_What you have to do_. Reproduce the following records line for line, leaving the pictures out of your answer.

_Source material_.
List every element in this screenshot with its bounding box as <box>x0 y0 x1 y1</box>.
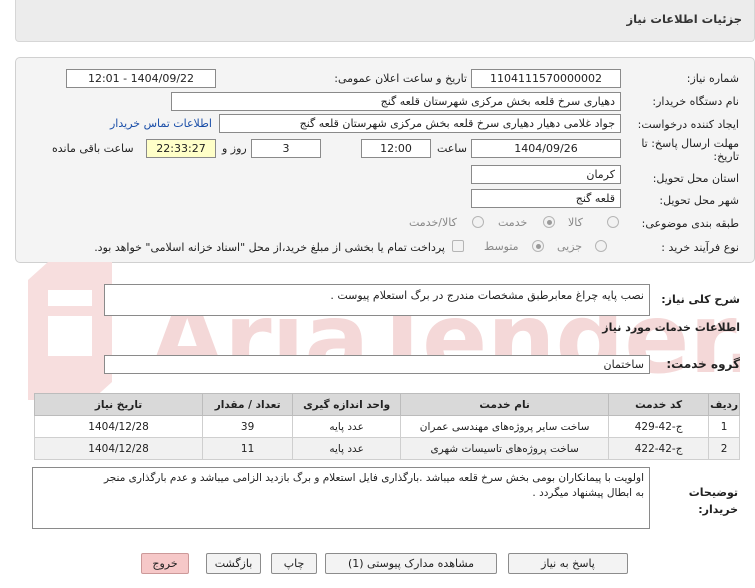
treasury-payment-checkbox[interactable] <box>452 240 464 252</box>
cell-need-date: 1404/12/28 <box>33 415 204 438</box>
deadline-time-field: 12:00 <box>361 139 431 158</box>
print-button[interactable]: چاپ <box>271 553 317 574</box>
back-button[interactable]: بازگشت <box>206 553 261 574</box>
buyer-notes-label-line-2: خریدار: <box>698 503 738 516</box>
col-need-date: تاریخ نیاز <box>33 393 204 416</box>
need-number-field: 1104111570000002 <box>471 69 621 88</box>
cell-service-name: ساخت پروژه‌های تاسیسات شهری <box>400 437 610 460</box>
category-radio-goods-service[interactable] <box>472 216 484 228</box>
deadline-date-label: تاریخ: <box>713 150 739 163</box>
remaining-time-label: ساعت باقی مانده <box>52 142 134 155</box>
col-unit: واحد اندازه گیری <box>292 393 402 416</box>
need-number-label: شماره نیاز: <box>686 72 739 85</box>
service-group-label: گروه خدمت: <box>666 357 740 371</box>
process-radio-medium[interactable] <box>532 240 544 252</box>
process-option-minor: جزیی <box>557 240 583 253</box>
treasury-payment-note: پرداخت تمام یا بخشی از مبلغ خرید،از محل … <box>94 241 445 254</box>
description-label: شرح کلی نیاز: <box>661 293 740 306</box>
creator-label: ایجاد کننده درخواست: <box>637 118 739 131</box>
days-label: روز و <box>222 142 247 155</box>
province-label: استان محل تحویل: <box>652 172 739 185</box>
cell-row: 1 <box>708 415 740 438</box>
col-service-code: کد خدمت <box>608 393 710 416</box>
cell-service-code: ج-42-429 <box>608 415 710 438</box>
view-attachments-button[interactable]: مشاهده مدارک پیوستی (1) <box>325 553 497 574</box>
table-row: 1 ج-42-429 ساخت سایر پروژه‌های مهندسی عم… <box>33 415 740 438</box>
description-field: نصب پایه چراغ معابرطبق مشخصات مندرج در ب… <box>104 284 650 316</box>
category-option-goods: کالا <box>568 216 583 229</box>
description-text: نصب پایه چراغ معابرطبق مشخصات مندرج در ب… <box>330 289 644 302</box>
col-row: ردیف <box>708 393 740 416</box>
cell-row: 2 <box>708 437 740 460</box>
buyer-notes-field: اولویت با پیمانکاران بومی بخش سرخ قلعه م… <box>32 467 650 529</box>
remaining-time-field: 22:33:27 <box>146 139 216 158</box>
watermark-shield-icon <box>28 262 112 400</box>
creator-field: جواد غلامی دهیار دهیاری سرخ قلعه بخش مرک… <box>219 114 621 133</box>
services-table-header: ردیف کد خدمت نام خدمت واحد اندازه گیری ت… <box>33 393 740 416</box>
category-option-service: خدمت <box>498 216 528 229</box>
page-title: جزئیات اطلاعات نیاز <box>626 12 742 26</box>
cell-quantity: 39 <box>202 415 294 438</box>
cell-unit: عدد پایه <box>292 437 402 460</box>
cell-unit: عدد پایه <box>292 415 402 438</box>
page-header: جزئیات اطلاعات نیاز <box>15 0 755 42</box>
city-field: قلعه گنج <box>471 189 621 208</box>
category-option-goods-service: کالا/خدمت <box>409 216 457 229</box>
services-table: ردیف کد خدمت نام خدمت واحد اندازه گیری ت… <box>33 393 740 460</box>
category-radio-service[interactable] <box>543 216 555 228</box>
province-field: کرمان <box>471 165 621 184</box>
cell-quantity: 11 <box>202 437 294 460</box>
deadline-time-label: ساعت <box>437 142 467 155</box>
category-label: طبقه بندی موضوعی: <box>641 217 739 230</box>
service-group-field: ساختمان <box>104 355 650 374</box>
exit-button[interactable]: خروج <box>141 553 189 574</box>
buyer-org-field: دهیاری سرخ قلعه بخش مرکزی شهرستان قلعه گ… <box>171 92 621 111</box>
deadline-date-field: 1404/09/26 <box>471 139 621 158</box>
cell-service-name: ساخت سایر پروژه‌های مهندسی عمران <box>400 415 610 438</box>
col-service-name: نام خدمت <box>400 393 610 416</box>
col-quantity: تعداد / مقدار <box>202 393 294 416</box>
process-radio-minor[interactable] <box>595 240 607 252</box>
table-row: 2 ج-42-422 ساخت پروژه‌های تاسیسات شهری ع… <box>33 437 740 460</box>
buyer-org-label: نام دستگاه خریدار: <box>652 95 739 108</box>
buyer-notes-label-line-1: توضیحات <box>688 486 738 499</box>
city-label: شهر محل تحویل: <box>659 194 739 207</box>
reply-button[interactable]: پاسخ به نیاز <box>508 553 628 574</box>
services-section-title: اطلاعات خدمات مورد نیاز <box>602 321 740 334</box>
cell-need-date: 1404/12/28 <box>33 437 204 460</box>
cell-service-code: ج-42-422 <box>608 437 710 460</box>
buyer-notes-line-2: به ابطال پیشنهاد میگردد . <box>532 487 644 499</box>
deadline-label: مهلت ارسال پاسخ: تا <box>641 137 739 150</box>
announce-field: 1404/09/22 - 12:01 <box>66 69 216 88</box>
process-label: نوع فرآیند خرید : <box>661 241 739 254</box>
contact-info-link[interactable]: اطلاعات تماس خریدار <box>110 117 212 130</box>
buyer-notes-line-1: اولویت با پیمانکاران بومی بخش سرخ قلعه م… <box>103 472 644 484</box>
announce-label: تاریخ و ساعت اعلان عمومی: <box>334 72 467 85</box>
category-radio-goods[interactable] <box>607 216 619 228</box>
days-remaining-field: 3 <box>251 139 321 158</box>
process-option-medium: متوسط <box>484 240 519 253</box>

_Exercise solution_.
List every element in this screenshot with its bounding box as <box>x0 y0 x1 y1</box>.
treasury-payment-checkbox[interactable] <box>452 240 464 252</box>
cell-need-date: 1404/12/28 <box>33 415 204 438</box>
deadline-time-field: 12:00 <box>361 139 431 158</box>
print-button[interactable]: چاپ <box>271 553 317 574</box>
back-button[interactable]: بازگشت <box>206 553 261 574</box>
buyer-notes-label-line-2: خریدار: <box>698 503 738 516</box>
col-need-date: تاریخ نیاز <box>33 393 204 416</box>
need-number-field: 1104111570000002 <box>471 69 621 88</box>
cell-service-name: ساخت پروژه‌های تاسیسات شهری <box>400 437 610 460</box>
category-radio-goods-service[interactable] <box>472 216 484 228</box>
deadline-date-label: تاریخ: <box>713 150 739 163</box>
remaining-time-label: ساعت باقی مانده <box>52 142 134 155</box>
col-unit: واحد اندازه گیری <box>292 393 402 416</box>
need-number-label: شماره نیاز: <box>686 72 739 85</box>
service-group-label: گروه خدمت: <box>666 357 740 371</box>
process-radio-medium[interactable] <box>532 240 544 252</box>
process-option-minor: جزیی <box>557 240 583 253</box>
treasury-payment-note: پرداخت تمام یا بخشی از مبلغ خرید،از محل … <box>94 241 445 254</box>
description-label: شرح کلی نیاز: <box>661 293 740 306</box>
creator-label: ایجاد کننده درخواست: <box>637 118 739 131</box>
days-label: روز و <box>222 142 247 155</box>
province-label: استان محل تحویل: <box>652 172 739 185</box>
cell-row: 1 <box>708 415 740 438</box>
col-service-code: کد خدمت <box>608 393 710 416</box>
cell-service-code: ج-42-429 <box>608 415 710 438</box>
view-attachments-button[interactable]: مشاهده مدارک پیوستی (1) <box>325 553 497 574</box>
table-row: 1 ج-42-429 ساخت سایر پروژه‌های مهندسی عم… <box>33 415 740 438</box>
description-field: نصب پایه چراغ معابرطبق مشخصات مندرج در ب… <box>104 284 650 316</box>
category-option-goods: کالا <box>568 216 583 229</box>
description-text: نصب پایه چراغ معابرطبق مشخصات مندرج در ب… <box>330 289 644 302</box>
col-row: ردیف <box>708 393 740 416</box>
cell-row: 2 <box>708 437 740 460</box>
buyer-notes-field: اولویت با پیمانکاران بومی بخش سرخ قلعه م… <box>32 467 650 529</box>
remaining-time-field: 22:33:27 <box>146 139 216 158</box>
watermark-shield-icon <box>28 262 112 400</box>
creator-field: جواد غلامی دهیار دهیاری سرخ قلعه بخش مرک… <box>219 114 621 133</box>
services-table-header: ردیف کد خدمت نام خدمت واحد اندازه گیری ت… <box>33 393 740 416</box>
category-option-service: خدمت <box>498 216 528 229</box>
page-title: جزئیات اطلاعات نیاز <box>626 12 742 26</box>
cell-quantity: 39 <box>202 415 294 438</box>
cell-unit: عدد پایه <box>292 437 402 460</box>
cell-unit: عدد پایه <box>292 415 402 438</box>
page-header: جزئیات اطلاعات نیاز <box>15 0 755 42</box>
city-field: قلعه گنج <box>471 189 621 208</box>
category-option-goods-service: کالا/خدمت <box>409 216 457 229</box>
services-table: ردیف کد خدمت نام خدمت واحد اندازه گیری ت… <box>33 393 740 460</box>
category-radio-service[interactable] <box>543 216 555 228</box>
province-field: کرمان <box>471 165 621 184</box>
cell-quantity: 11 <box>202 437 294 460</box>
deadline-time-label: ساعت <box>437 142 467 155</box>
category-label: طبقه بندی موضوعی: <box>641 217 739 230</box>
service-group-field: ساختمان <box>104 355 650 374</box>
exit-button[interactable]: خروج <box>141 553 189 574</box>
buyer-org-field: دهیاری سرخ قلعه بخش مرکزی شهرستان قلعه گ… <box>171 92 621 111</box>
deadline-date-field: 1404/09/26 <box>471 139 621 158</box>
cell-service-name: ساخت سایر پروژه‌های مهندسی عمران <box>400 415 610 438</box>
col-service-name: نام خدمت <box>400 393 610 416</box>
col-quantity: تعداد / مقدار <box>202 393 294 416</box>
process-radio-minor[interactable] <box>595 240 607 252</box>
table-row: 2 ج-42-422 ساخت پروژه‌های تاسیسات شهری ع… <box>33 437 740 460</box>
buyer-org-label: نام دستگاه خریدار: <box>652 95 739 108</box>
buyer-notes-label-line-1: توضیحات <box>688 486 738 499</box>
city-label: شهر محل تحویل: <box>659 194 739 207</box>
reply-button[interactable]: پاسخ به نیاز <box>508 553 628 574</box>
services-section-title: اطلاعات خدمات مورد نیاز <box>602 321 740 334</box>
cell-need-date: 1404/12/28 <box>33 437 204 460</box>
cell-service-code: ج-42-422 <box>608 437 710 460</box>
buyer-notes-line-2: به ابطال پیشنهاد میگردد . <box>532 487 644 499</box>
deadline-label: مهلت ارسال پاسخ: تا <box>641 137 739 150</box>
announce-field: 1404/09/22 - 12:01 <box>66 69 216 88</box>
process-label: نوع فرآیند خرید : <box>661 241 739 254</box>
contact-info-link[interactable]: اطلاعات تماس خریدار <box>110 117 212 130</box>
buyer-notes-line-1: اولویت با پیمانکاران بومی بخش سرخ قلعه م… <box>103 472 644 484</box>
announce-label: تاریخ و ساعت اعلان عمومی: <box>334 72 467 85</box>
category-radio-goods[interactable] <box>607 216 619 228</box>
days-remaining-field: 3 <box>251 139 321 158</box>
process-option-medium: متوسط <box>484 240 519 253</box>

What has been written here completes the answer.